### The exercise
Restate the whole listing word for word. Pictures are left out.

BEGIN Source data

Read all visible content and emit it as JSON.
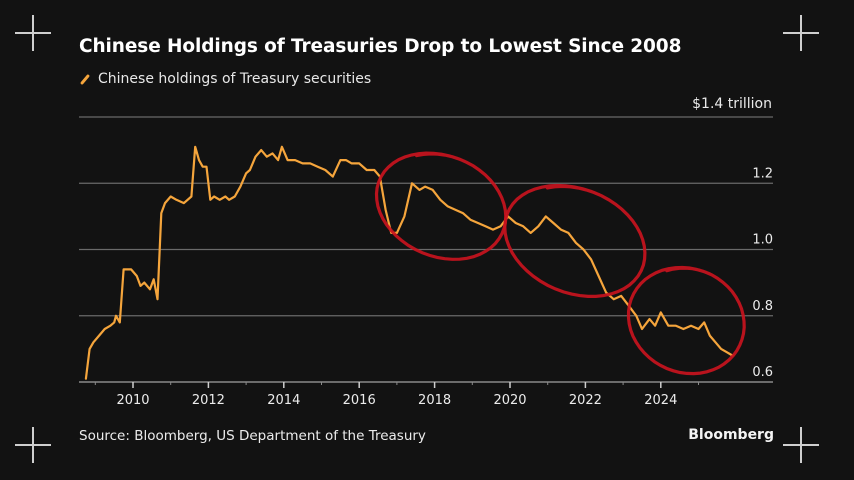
{
  "header": {
    "title": "Chinese Holdings of Treasuries Drop to Lowest Since 2008",
    "legend_label": "Chinese holdings of Treasury securities"
  },
  "footer": {
    "source": "Source: Bloomberg, US Department of the Treasury",
    "brand": "Bloomberg"
  },
  "colors": {
    "background": "#121212",
    "line": "#f5a53c",
    "annotation": "#c8141e",
    "grid": "#6a6a6a",
    "text": "#eeeeee"
  },
  "chart_data": {
    "type": "line",
    "title": "Chinese Holdings of Treasuries Drop to Lowest Since 2008",
    "xlabel": "",
    "ylabel": "$ trillion",
    "unit_label": "$1.4 trillion",
    "ylim": [
      0.6,
      1.4
    ],
    "xlim": [
      2008.6,
      2026.2
    ],
    "yticks": [
      {
        "value": 1.4,
        "label": "$1.4 trillion"
      },
      {
        "value": 1.2,
        "label": "1.2"
      },
      {
        "value": 1.0,
        "label": "1.0"
      },
      {
        "value": 0.8,
        "label": "0.8"
      },
      {
        "value": 0.6,
        "label": "0.6"
      }
    ],
    "xticks": [
      {
        "value": 2010,
        "label": "2010"
      },
      {
        "value": 2012,
        "label": "2012"
      },
      {
        "value": 2014,
        "label": "2014"
      },
      {
        "value": 2016,
        "label": "2016"
      },
      {
        "value": 2018,
        "label": "2018"
      },
      {
        "value": 2020,
        "label": "2020"
      },
      {
        "value": 2022,
        "label": "2022"
      },
      {
        "value": 2024,
        "label": "2024"
      }
    ],
    "minor_xticks": [
      2009,
      2011,
      2013,
      2015,
      2017,
      2019,
      2021,
      2023,
      2025
    ],
    "grid": true,
    "legend": "top-left",
    "series": [
      {
        "name": "Chinese holdings of Treasury securities",
        "x": [
          2008.75,
          2008.85,
          2008.95,
          2009.1,
          2009.25,
          2009.4,
          2009.5,
          2009.55,
          2009.65,
          2009.75,
          2009.85,
          2009.95,
          2010.1,
          2010.2,
          2010.3,
          2010.45,
          2010.55,
          2010.65,
          2010.75,
          2010.85,
          2011.0,
          2011.15,
          2011.35,
          2011.55,
          2011.65,
          2011.75,
          2011.85,
          2011.95,
          2012.05,
          2012.15,
          2012.3,
          2012.45,
          2012.55,
          2012.7,
          2012.85,
          2013.0,
          2013.1,
          2013.25,
          2013.4,
          2013.55,
          2013.7,
          2013.85,
          2013.95,
          2014.1,
          2014.3,
          2014.5,
          2014.7,
          2014.9,
          2015.1,
          2015.3,
          2015.5,
          2015.65,
          2015.8,
          2016.0,
          2016.2,
          2016.4,
          2016.55,
          2016.7,
          2016.85,
          2017.0,
          2017.2,
          2017.4,
          2017.6,
          2017.75,
          2017.95,
          2018.15,
          2018.35,
          2018.55,
          2018.75,
          2018.95,
          2019.15,
          2019.35,
          2019.55,
          2019.75,
          2019.95,
          2020.15,
          2020.35,
          2020.55,
          2020.75,
          2020.95,
          2021.15,
          2021.35,
          2021.55,
          2021.75,
          2021.95,
          2022.15,
          2022.35,
          2022.55,
          2022.75,
          2022.95,
          2023.15,
          2023.35,
          2023.5,
          2023.7,
          2023.85,
          2024.0,
          2024.2,
          2024.4,
          2024.6,
          2024.8,
          2025.0,
          2025.15,
          2025.3,
          2025.45,
          2025.6,
          2025.75,
          2025.9
        ],
        "values": [
          0.61,
          0.7,
          0.72,
          0.74,
          0.76,
          0.77,
          0.78,
          0.8,
          0.78,
          0.94,
          0.94,
          0.94,
          0.92,
          0.89,
          0.9,
          0.88,
          0.91,
          0.85,
          1.11,
          1.14,
          1.16,
          1.15,
          1.14,
          1.16,
          1.31,
          1.27,
          1.25,
          1.25,
          1.15,
          1.16,
          1.15,
          1.16,
          1.15,
          1.16,
          1.19,
          1.23,
          1.24,
          1.28,
          1.3,
          1.28,
          1.29,
          1.27,
          1.31,
          1.27,
          1.27,
          1.26,
          1.26,
          1.25,
          1.24,
          1.22,
          1.27,
          1.27,
          1.26,
          1.26,
          1.24,
          1.24,
          1.22,
          1.12,
          1.05,
          1.05,
          1.1,
          1.2,
          1.18,
          1.19,
          1.18,
          1.15,
          1.13,
          1.12,
          1.11,
          1.09,
          1.08,
          1.07,
          1.06,
          1.07,
          1.1,
          1.08,
          1.07,
          1.05,
          1.07,
          1.1,
          1.08,
          1.06,
          1.05,
          1.02,
          1.0,
          0.97,
          0.92,
          0.87,
          0.85,
          0.86,
          0.83,
          0.8,
          0.76,
          0.79,
          0.77,
          0.81,
          0.77,
          0.77,
          0.76,
          0.77,
          0.76,
          0.78,
          0.74,
          0.72,
          0.7,
          0.69,
          0.68
        ]
      }
    ],
    "annotations": [
      {
        "type": "hand-drawn-circle",
        "label": "drop 2016-2019",
        "x_range": [
          2016.5,
          2019.9
        ],
        "y_range": [
          0.97,
          1.29
        ]
      },
      {
        "type": "hand-drawn-circle",
        "label": "decline 2020-2023",
        "x_range": [
          2019.9,
          2023.6
        ],
        "y_range": [
          0.86,
          1.19
        ]
      },
      {
        "type": "hand-drawn-circle",
        "label": "decline 2023-2026",
        "x_range": [
          2023.2,
          2026.2
        ],
        "y_range": [
          0.62,
          0.95
        ]
      }
    ]
  }
}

END Source data

### Answer below
Read all visible content and emit it as JSON.
{
  "header": {
    "title": "Chinese Holdings of Treasuries Drop to Lowest Since 2008",
    "legend_label": "Chinese holdings of Treasury securities"
  },
  "footer": {
    "source": "Source: Bloomberg, US Department of the Treasury",
    "brand": "Bloomberg"
  },
  "colors": {
    "background": "#121212",
    "line": "#f5a53c",
    "annotation": "#c8141e",
    "grid": "#6a6a6a",
    "text": "#eeeeee"
  },
  "chart_data": {
    "type": "line",
    "title": "Chinese Holdings of Treasuries Drop to Lowest Since 2008",
    "xlabel": "",
    "ylabel": "$ trillion",
    "unit_label": "$1.4 trillion",
    "ylim": [
      0.6,
      1.4
    ],
    "xlim": [
      2008.6,
      2026.2
    ],
    "yticks": [
      {
        "value": 1.4,
        "label": "$1.4 trillion"
      },
      {
        "value": 1.2,
        "label": "1.2"
      },
      {
        "value": 1.0,
        "label": "1.0"
      },
      {
        "value": 0.8,
        "label": "0.8"
      },
      {
        "value": 0.6,
        "label": "0.6"
      }
    ],
    "xticks": [
      {
        "value": 2010,
        "label": "2010"
      },
      {
        "value": 2012,
        "label": "2012"
      },
      {
        "value": 2014,
        "label": "2014"
      },
      {
        "value": 2016,
        "label": "2016"
      },
      {
        "value": 2018,
        "label": "2018"
      },
      {
        "value": 2020,
        "label": "2020"
      },
      {
        "value": 2022,
        "label": "2022"
      },
      {
        "value": 2024,
        "label": "2024"
      }
    ],
    "minor_xticks": [
      2009,
      2011,
      2013,
      2015,
      2017,
      2019,
      2021,
      2023,
      2025
    ],
    "grid": true,
    "legend": "top-left",
    "series": [
      {
        "name": "Chinese holdings of Treasury securities",
        "x": [
          2008.75,
          2008.85,
          2008.95,
          2009.1,
          2009.25,
          2009.4,
          2009.5,
          2009.55,
          2009.65,
          2009.75,
          2009.85,
          2009.95,
          2010.1,
          2010.2,
          2010.3,
          2010.45,
          2010.55,
          2010.65,
          2010.75,
          2010.85,
          2011.0,
          2011.15,
          2011.35,
          2011.55,
          2011.65,
          2011.75,
          2011.85,
          2011.95,
          2012.05,
          2012.15,
          2012.3,
          2012.45,
          2012.55,
          2012.7,
          2012.85,
          2013.0,
          2013.1,
          2013.25,
          2013.4,
          2013.55,
          2013.7,
          2013.85,
          2013.95,
          2014.1,
          2014.3,
          2014.5,
          2014.7,
          2014.9,
          2015.1,
          2015.3,
          2015.5,
          2015.65,
          2015.8,
          2016.0,
          2016.2,
          2016.4,
          2016.55,
          2016.7,
          2016.85,
          2017.0,
          2017.2,
          2017.4,
          2017.6,
          2017.75,
          2017.95,
          2018.15,
          2018.35,
          2018.55,
          2018.75,
          2018.95,
          2019.15,
          2019.35,
          2019.55,
          2019.75,
          2019.95,
          2020.15,
          2020.35,
          2020.55,
          2020.75,
          2020.95,
          2021.15,
          2021.35,
          2021.55,
          2021.75,
          2021.95,
          2022.15,
          2022.35,
          2022.55,
          2022.75,
          2022.95,
          2023.15,
          2023.35,
          2023.5,
          2023.7,
          2023.85,
          2024.0,
          2024.2,
          2024.4,
          2024.6,
          2024.8,
          2025.0,
          2025.15,
          2025.3,
          2025.45,
          2025.6,
          2025.75,
          2025.9
        ],
        "values": [
          0.61,
          0.7,
          0.72,
          0.74,
          0.76,
          0.77,
          0.78,
          0.8,
          0.78,
          0.94,
          0.94,
          0.94,
          0.92,
          0.89,
          0.9,
          0.88,
          0.91,
          0.85,
          1.11,
          1.14,
          1.16,
          1.15,
          1.14,
          1.16,
          1.31,
          1.27,
          1.25,
          1.25,
          1.15,
          1.16,
          1.15,
          1.16,
          1.15,
          1.16,
          1.19,
          1.23,
          1.24,
          1.28,
          1.3,
          1.28,
          1.29,
          1.27,
          1.31,
          1.27,
          1.27,
          1.26,
          1.26,
          1.25,
          1.24,
          1.22,
          1.27,
          1.27,
          1.26,
          1.26,
          1.24,
          1.24,
          1.22,
          1.12,
          1.05,
          1.05,
          1.1,
          1.2,
          1.18,
          1.19,
          1.18,
          1.15,
          1.13,
          1.12,
          1.11,
          1.09,
          1.08,
          1.07,
          1.06,
          1.07,
          1.1,
          1.08,
          1.07,
          1.05,
          1.07,
          1.1,
          1.08,
          1.06,
          1.05,
          1.02,
          1.0,
          0.97,
          0.92,
          0.87,
          0.85,
          0.86,
          0.83,
          0.8,
          0.76,
          0.79,
          0.77,
          0.81,
          0.77,
          0.77,
          0.76,
          0.77,
          0.76,
          0.78,
          0.74,
          0.72,
          0.7,
          0.69,
          0.68
        ]
      }
    ],
    "annotations": [
      {
        "type": "hand-drawn-circle",
        "label": "drop 2016-2019",
        "x_range": [
          2016.5,
          2019.9
        ],
        "y_range": [
          0.97,
          1.29
        ]
      },
      {
        "type": "hand-drawn-circle",
        "label": "decline 2020-2023",
        "x_range": [
          2019.9,
          2023.6
        ],
        "y_range": [
          0.86,
          1.19
        ]
      },
      {
        "type": "hand-drawn-circle",
        "label": "decline 2023-2026",
        "x_range": [
          2023.2,
          2026.2
        ],
        "y_range": [
          0.62,
          0.95
        ]
      }
    ]
  }
}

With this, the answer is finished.